* _Problem to work on_
Without omitting anything, retype the data that follows.
======== Task material ========
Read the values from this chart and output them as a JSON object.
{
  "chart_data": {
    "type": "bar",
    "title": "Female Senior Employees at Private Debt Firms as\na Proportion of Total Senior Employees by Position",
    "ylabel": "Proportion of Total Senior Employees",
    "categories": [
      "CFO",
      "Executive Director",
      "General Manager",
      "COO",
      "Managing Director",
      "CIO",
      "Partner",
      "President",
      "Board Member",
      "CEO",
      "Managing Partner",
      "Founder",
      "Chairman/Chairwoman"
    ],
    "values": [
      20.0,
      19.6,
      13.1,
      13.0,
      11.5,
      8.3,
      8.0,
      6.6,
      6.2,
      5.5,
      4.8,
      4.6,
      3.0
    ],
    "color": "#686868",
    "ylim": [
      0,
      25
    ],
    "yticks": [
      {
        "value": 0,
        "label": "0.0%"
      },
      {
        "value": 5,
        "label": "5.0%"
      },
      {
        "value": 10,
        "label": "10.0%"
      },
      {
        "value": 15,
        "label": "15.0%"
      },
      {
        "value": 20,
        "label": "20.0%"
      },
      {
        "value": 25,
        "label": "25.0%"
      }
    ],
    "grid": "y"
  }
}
========
* _Exercise result_
Read the values from this chart and output them as a JSON object.
{
  "chart_data": {
    "type": "bar",
    "title": "Female Senior Employees at Private Debt Firms as\na Proportion of Total Senior Employees by Position",
    "ylabel": "Proportion of Total Senior Employees",
    "categories": [
      "CFO",
      "Executive Director",
      "General Manager",
      "COO",
      "Managing Director",
      "CIO",
      "Partner",
      "President",
      "Board Member",
      "CEO",
      "Managing Partner",
      "Founder",
      "Chairman/Chairwoman"
    ],
    "values": [
      20.0,
      19.6,
      13.1,
      13.0,
      11.5,
      8.3,
      8.0,
      6.6,
      6.2,
      5.5,
      4.8,
      4.6,
      3.0
    ],
    "color": "#686868",
    "ylim": [
      0,
      25
    ],
    "yticks": [
      {
        "value": 0,
        "label": "0.0%"
      },
      {
        "value": 5,
        "label": "5.0%"
      },
      {
        "value": 10,
        "label": "10.0%"
      },
      {
        "value": 15,
        "label": "15.0%"
      },
      {
        "value": 20,
        "label": "20.0%"
      },
      {
        "value": 25,
        "label": "25.0%"
      }
    ],
    "grid": "y"
  }
}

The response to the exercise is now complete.